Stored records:
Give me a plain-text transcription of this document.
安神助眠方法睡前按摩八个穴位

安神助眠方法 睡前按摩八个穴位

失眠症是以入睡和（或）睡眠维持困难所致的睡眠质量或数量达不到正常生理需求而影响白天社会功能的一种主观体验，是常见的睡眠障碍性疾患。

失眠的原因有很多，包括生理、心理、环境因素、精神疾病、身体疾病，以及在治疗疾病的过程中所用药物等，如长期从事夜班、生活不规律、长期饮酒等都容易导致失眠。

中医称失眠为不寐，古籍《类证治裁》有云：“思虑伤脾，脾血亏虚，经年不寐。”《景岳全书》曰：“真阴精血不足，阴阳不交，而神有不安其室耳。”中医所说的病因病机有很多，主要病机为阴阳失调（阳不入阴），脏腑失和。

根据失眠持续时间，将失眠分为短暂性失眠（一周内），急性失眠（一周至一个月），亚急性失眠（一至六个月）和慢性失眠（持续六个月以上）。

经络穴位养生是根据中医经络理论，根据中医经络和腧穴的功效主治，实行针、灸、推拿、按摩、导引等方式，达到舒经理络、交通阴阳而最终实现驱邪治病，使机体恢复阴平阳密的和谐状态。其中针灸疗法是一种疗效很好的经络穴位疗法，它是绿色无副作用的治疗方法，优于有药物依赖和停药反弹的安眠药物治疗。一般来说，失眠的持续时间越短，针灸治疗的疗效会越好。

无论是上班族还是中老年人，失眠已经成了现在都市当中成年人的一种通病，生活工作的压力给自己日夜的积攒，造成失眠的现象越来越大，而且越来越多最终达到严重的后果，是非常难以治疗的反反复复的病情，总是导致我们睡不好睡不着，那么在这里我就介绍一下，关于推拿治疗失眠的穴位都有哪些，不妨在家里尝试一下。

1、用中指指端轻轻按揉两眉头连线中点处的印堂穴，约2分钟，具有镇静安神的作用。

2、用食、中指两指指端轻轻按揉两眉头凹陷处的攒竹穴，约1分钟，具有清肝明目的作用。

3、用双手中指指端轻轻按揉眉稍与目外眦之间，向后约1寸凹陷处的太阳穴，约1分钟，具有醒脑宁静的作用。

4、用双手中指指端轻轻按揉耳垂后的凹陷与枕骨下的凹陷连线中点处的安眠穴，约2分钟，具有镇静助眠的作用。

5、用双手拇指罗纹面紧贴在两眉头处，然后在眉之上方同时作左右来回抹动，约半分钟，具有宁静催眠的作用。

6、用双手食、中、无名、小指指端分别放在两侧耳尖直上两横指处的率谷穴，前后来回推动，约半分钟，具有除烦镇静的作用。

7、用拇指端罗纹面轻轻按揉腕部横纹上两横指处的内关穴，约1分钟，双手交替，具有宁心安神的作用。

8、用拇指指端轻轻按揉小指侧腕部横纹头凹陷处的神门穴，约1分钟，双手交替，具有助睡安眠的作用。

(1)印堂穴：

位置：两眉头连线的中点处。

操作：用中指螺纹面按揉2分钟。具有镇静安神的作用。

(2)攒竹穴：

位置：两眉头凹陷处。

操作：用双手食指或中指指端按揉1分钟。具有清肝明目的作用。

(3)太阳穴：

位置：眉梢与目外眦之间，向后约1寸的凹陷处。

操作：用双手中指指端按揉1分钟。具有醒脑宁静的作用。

...

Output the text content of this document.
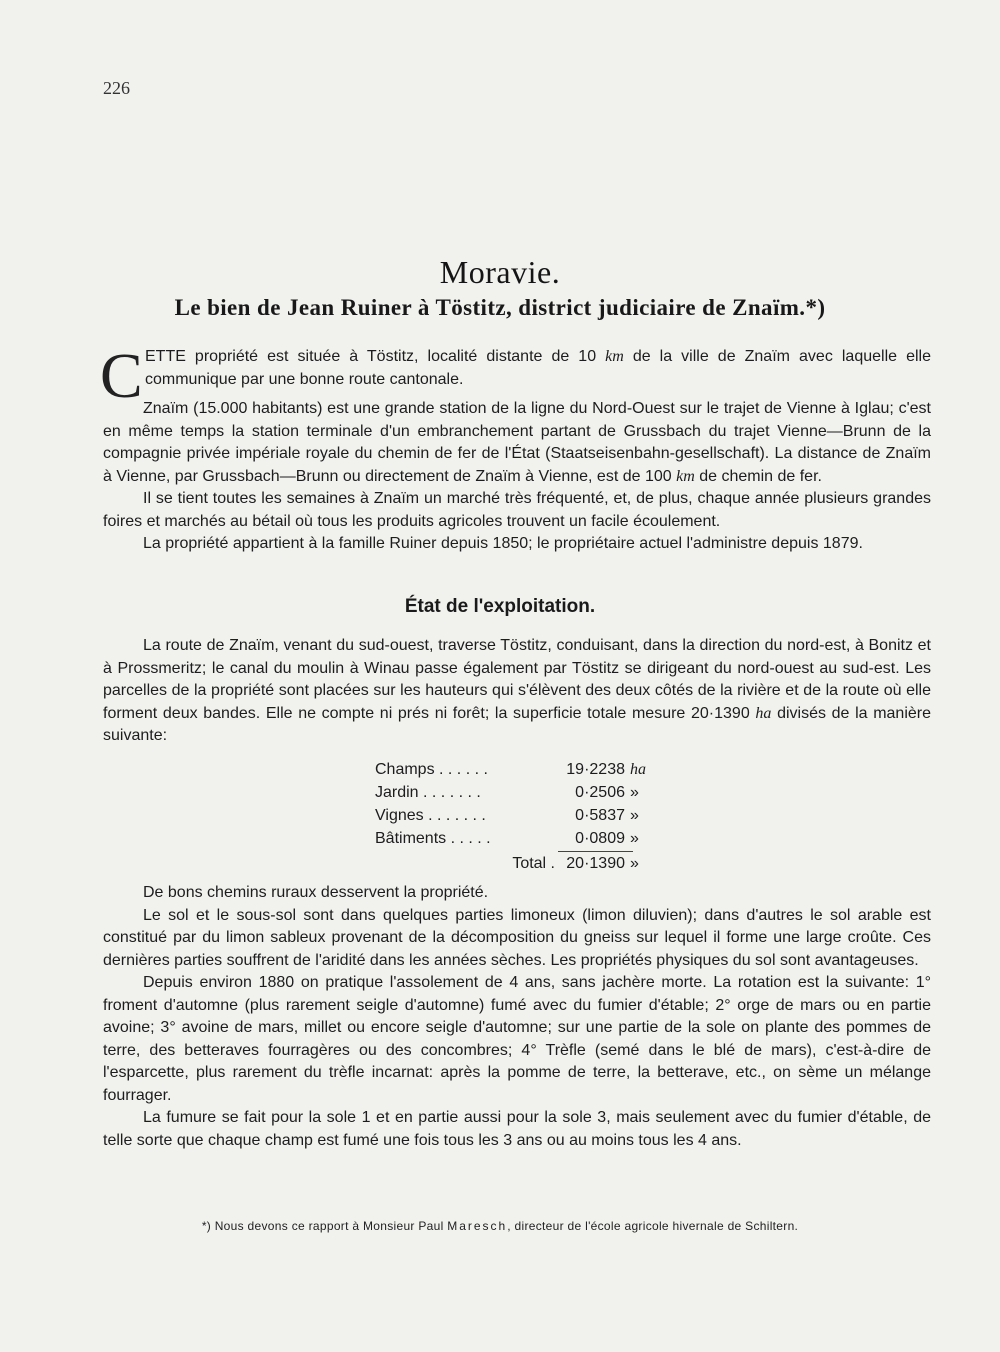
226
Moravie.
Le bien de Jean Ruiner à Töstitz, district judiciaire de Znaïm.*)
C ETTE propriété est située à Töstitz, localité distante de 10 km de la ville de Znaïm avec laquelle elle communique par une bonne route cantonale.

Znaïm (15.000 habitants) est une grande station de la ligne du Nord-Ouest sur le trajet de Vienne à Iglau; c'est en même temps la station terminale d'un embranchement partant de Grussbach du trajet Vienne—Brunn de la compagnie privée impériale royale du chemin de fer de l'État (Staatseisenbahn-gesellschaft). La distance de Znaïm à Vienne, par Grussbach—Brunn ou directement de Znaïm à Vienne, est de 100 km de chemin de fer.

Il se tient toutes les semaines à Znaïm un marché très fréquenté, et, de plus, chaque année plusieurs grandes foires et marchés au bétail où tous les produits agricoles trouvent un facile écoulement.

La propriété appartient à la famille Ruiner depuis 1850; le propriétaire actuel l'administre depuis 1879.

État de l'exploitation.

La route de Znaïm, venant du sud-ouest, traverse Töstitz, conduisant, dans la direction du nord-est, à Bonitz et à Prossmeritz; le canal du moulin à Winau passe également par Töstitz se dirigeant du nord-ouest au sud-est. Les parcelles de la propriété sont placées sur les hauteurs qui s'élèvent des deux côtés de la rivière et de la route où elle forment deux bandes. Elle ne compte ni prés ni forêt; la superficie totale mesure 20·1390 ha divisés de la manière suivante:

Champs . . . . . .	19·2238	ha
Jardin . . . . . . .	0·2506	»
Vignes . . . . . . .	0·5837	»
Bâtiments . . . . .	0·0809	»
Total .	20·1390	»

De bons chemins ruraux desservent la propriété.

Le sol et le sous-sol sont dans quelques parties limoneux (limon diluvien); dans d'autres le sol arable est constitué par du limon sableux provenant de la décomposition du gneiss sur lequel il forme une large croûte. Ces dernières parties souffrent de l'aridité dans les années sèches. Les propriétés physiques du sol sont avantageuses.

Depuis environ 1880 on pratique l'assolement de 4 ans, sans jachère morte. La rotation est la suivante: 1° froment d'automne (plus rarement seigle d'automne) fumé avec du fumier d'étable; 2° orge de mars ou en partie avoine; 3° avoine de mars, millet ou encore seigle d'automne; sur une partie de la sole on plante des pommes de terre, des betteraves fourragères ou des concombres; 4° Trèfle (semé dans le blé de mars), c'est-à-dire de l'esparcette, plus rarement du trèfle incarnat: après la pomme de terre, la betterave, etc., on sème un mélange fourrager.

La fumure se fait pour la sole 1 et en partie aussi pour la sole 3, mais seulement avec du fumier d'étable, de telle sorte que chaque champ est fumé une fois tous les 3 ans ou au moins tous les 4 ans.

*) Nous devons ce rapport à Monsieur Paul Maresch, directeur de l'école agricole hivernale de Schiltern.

Exercise objective ▸
Scan the material and collect every line that contains "约半分钟".

Solution ▸
5、用双手拇指罗纹面紧贴在两眉头处，然后在眉之上方同时作左右来回抹动，约半分钟，具有宁静催眠的作用。
6、用双手食、中、无名、小指指端分别放在两侧耳尖直上两横指处的率谷穴，前后来回推动，约半分钟，具有除烦镇静的作用。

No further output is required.